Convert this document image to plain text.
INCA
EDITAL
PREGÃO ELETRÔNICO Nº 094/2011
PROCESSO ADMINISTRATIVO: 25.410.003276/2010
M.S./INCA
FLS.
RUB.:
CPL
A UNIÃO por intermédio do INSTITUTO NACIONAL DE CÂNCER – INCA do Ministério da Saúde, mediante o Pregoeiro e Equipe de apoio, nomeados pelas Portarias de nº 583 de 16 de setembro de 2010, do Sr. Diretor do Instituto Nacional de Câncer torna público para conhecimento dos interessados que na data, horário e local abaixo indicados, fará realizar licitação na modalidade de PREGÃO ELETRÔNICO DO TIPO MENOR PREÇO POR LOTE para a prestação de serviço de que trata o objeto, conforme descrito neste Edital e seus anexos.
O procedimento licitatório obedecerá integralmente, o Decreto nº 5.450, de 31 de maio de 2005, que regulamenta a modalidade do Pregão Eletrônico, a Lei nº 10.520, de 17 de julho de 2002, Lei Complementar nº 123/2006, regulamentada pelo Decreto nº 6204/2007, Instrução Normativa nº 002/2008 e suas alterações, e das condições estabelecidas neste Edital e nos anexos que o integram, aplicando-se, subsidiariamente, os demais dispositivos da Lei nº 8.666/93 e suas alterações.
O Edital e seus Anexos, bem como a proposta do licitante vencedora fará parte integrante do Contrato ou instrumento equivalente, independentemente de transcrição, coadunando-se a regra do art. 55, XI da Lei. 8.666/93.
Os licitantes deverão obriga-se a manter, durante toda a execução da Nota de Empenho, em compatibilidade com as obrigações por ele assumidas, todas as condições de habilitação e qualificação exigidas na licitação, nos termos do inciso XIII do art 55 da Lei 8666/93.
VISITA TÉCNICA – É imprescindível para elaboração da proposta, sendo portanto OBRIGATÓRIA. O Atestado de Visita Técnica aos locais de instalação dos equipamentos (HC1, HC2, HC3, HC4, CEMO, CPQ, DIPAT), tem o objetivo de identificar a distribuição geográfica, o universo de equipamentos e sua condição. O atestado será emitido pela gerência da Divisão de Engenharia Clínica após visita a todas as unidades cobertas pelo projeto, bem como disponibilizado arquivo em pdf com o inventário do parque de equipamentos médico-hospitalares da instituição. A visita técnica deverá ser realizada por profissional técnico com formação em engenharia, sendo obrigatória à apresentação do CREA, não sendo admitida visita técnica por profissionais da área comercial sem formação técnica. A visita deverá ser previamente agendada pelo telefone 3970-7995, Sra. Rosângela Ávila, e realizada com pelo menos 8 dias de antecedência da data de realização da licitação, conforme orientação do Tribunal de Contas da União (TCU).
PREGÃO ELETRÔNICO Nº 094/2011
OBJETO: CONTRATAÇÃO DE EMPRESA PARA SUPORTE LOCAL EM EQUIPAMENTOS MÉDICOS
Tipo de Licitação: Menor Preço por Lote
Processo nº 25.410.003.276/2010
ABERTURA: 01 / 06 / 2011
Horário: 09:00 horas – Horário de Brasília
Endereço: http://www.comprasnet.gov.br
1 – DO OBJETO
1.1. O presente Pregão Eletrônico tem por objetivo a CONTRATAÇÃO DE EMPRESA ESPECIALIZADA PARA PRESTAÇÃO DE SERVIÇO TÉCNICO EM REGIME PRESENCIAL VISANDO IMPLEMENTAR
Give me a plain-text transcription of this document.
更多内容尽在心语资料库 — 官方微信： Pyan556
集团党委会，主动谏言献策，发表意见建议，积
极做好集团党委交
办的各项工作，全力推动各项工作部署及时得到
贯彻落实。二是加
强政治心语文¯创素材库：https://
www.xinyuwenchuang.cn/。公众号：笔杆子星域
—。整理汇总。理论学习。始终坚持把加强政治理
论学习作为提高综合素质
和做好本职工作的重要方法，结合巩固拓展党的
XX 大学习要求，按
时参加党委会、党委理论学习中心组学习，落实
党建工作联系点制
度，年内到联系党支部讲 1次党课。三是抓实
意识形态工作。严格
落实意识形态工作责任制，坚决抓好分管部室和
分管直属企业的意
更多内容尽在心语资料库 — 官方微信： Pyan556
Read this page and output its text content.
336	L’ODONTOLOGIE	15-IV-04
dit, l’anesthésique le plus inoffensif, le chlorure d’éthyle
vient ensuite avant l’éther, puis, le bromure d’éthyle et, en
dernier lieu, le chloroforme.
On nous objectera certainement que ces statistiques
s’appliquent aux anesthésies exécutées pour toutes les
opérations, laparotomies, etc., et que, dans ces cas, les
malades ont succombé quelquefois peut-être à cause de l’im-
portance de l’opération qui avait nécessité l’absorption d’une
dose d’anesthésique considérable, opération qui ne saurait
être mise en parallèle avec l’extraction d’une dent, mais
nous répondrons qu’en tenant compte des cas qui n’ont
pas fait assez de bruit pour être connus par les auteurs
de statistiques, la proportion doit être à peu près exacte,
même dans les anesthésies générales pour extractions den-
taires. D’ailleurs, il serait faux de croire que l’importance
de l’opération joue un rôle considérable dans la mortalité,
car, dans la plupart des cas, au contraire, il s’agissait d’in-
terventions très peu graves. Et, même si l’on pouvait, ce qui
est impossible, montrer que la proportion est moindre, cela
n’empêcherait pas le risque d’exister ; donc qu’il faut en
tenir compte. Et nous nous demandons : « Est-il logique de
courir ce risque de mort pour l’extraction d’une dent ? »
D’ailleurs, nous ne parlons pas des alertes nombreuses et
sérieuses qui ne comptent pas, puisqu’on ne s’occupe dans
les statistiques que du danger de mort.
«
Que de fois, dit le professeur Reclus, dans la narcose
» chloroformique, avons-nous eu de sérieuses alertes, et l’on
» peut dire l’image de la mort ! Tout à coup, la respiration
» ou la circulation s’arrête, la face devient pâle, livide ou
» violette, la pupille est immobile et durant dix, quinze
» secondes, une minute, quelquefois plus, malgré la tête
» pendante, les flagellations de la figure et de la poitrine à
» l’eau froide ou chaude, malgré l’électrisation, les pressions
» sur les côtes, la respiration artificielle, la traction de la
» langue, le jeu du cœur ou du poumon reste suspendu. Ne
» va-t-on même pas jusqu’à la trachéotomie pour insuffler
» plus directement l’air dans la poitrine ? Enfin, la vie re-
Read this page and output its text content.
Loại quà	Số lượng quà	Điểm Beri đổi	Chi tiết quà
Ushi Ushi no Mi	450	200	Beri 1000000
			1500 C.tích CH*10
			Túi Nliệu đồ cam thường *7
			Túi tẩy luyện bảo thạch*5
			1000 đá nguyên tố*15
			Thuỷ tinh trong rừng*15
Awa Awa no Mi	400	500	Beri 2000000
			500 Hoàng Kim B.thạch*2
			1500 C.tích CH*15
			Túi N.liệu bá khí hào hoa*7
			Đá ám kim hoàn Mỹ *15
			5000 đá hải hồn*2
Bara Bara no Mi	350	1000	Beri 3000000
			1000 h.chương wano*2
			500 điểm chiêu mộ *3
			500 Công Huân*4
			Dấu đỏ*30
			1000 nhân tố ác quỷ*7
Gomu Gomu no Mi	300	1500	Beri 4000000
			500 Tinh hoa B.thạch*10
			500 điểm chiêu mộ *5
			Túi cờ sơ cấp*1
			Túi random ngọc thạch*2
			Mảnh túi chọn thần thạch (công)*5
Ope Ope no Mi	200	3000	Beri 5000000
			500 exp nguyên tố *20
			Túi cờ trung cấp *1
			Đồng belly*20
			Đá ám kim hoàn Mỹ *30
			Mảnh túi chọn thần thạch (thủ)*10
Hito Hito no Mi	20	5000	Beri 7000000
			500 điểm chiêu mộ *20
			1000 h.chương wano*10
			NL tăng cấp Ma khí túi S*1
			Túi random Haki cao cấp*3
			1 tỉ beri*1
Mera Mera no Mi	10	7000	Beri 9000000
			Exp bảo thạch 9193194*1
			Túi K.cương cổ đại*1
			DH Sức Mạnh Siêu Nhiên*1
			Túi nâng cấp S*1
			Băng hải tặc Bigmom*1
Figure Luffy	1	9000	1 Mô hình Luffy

**EXERCISE BRIEF**
Copy each line of the preceding data that contains the string "chọn".

**FULL SOLUTION**
			Mảnh túi chọn thần thạch (công)*5
			Mảnh túi chọn thần thạch (thủ)*10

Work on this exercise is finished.